[EXERCISE GOAL] Every line below that holds the string "title" should be copied out.

[PROVIDED ENTRIES]
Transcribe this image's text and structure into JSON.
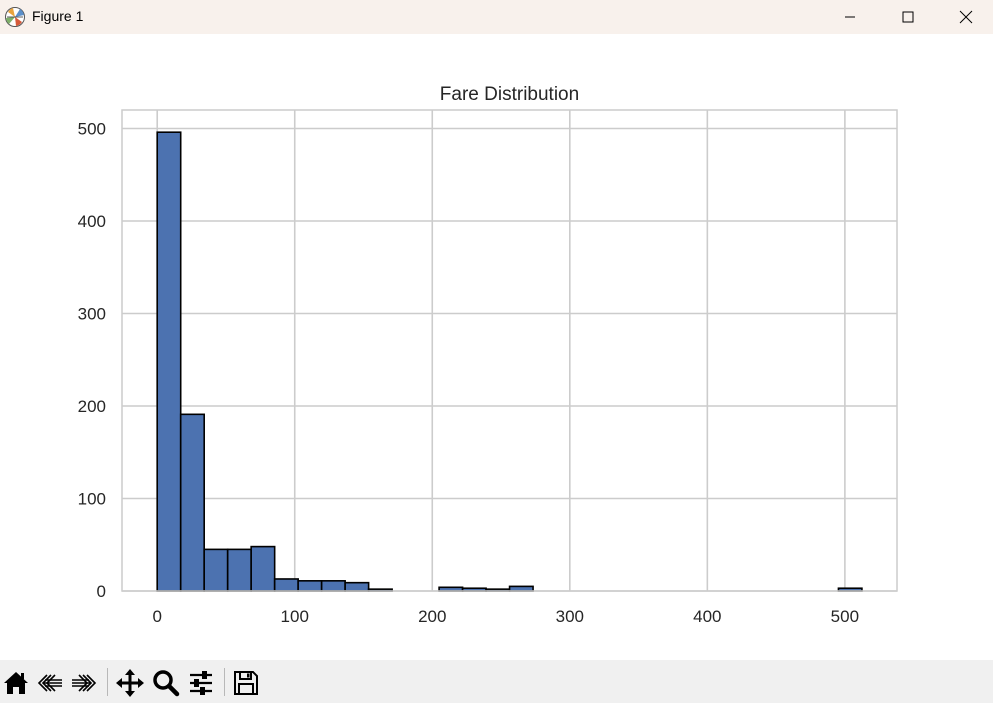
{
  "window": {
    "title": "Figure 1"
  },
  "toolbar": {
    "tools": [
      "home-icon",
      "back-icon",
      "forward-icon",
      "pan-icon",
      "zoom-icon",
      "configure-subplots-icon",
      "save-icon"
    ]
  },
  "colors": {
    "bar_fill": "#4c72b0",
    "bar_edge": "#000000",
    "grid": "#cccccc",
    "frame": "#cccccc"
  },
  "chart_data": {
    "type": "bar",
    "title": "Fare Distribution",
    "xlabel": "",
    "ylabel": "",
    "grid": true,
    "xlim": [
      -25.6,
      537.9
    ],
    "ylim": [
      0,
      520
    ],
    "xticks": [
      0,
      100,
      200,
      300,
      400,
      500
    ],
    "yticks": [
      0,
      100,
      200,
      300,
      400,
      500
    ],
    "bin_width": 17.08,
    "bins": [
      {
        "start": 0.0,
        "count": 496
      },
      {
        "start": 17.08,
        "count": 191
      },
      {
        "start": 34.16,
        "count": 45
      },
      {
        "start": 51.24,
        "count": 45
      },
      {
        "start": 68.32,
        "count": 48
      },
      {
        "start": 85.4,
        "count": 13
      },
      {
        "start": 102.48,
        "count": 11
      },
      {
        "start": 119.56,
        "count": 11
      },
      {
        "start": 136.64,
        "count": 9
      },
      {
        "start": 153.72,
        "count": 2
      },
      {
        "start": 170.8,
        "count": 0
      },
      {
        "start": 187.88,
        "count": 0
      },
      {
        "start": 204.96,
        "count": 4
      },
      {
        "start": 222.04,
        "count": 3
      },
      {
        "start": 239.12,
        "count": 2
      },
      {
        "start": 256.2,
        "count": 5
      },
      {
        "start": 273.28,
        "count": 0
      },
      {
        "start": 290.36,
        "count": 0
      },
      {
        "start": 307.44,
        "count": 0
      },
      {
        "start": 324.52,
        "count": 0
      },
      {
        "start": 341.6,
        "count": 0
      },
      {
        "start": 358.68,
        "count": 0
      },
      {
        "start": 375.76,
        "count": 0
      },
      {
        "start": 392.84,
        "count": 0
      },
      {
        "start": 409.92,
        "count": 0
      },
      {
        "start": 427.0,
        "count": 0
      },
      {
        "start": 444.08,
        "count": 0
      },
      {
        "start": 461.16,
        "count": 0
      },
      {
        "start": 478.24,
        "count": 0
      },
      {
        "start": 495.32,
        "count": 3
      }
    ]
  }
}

[ANSWER FOR THE TASK]
    "title": "Figure 1"
    "title": "Fare Distribution",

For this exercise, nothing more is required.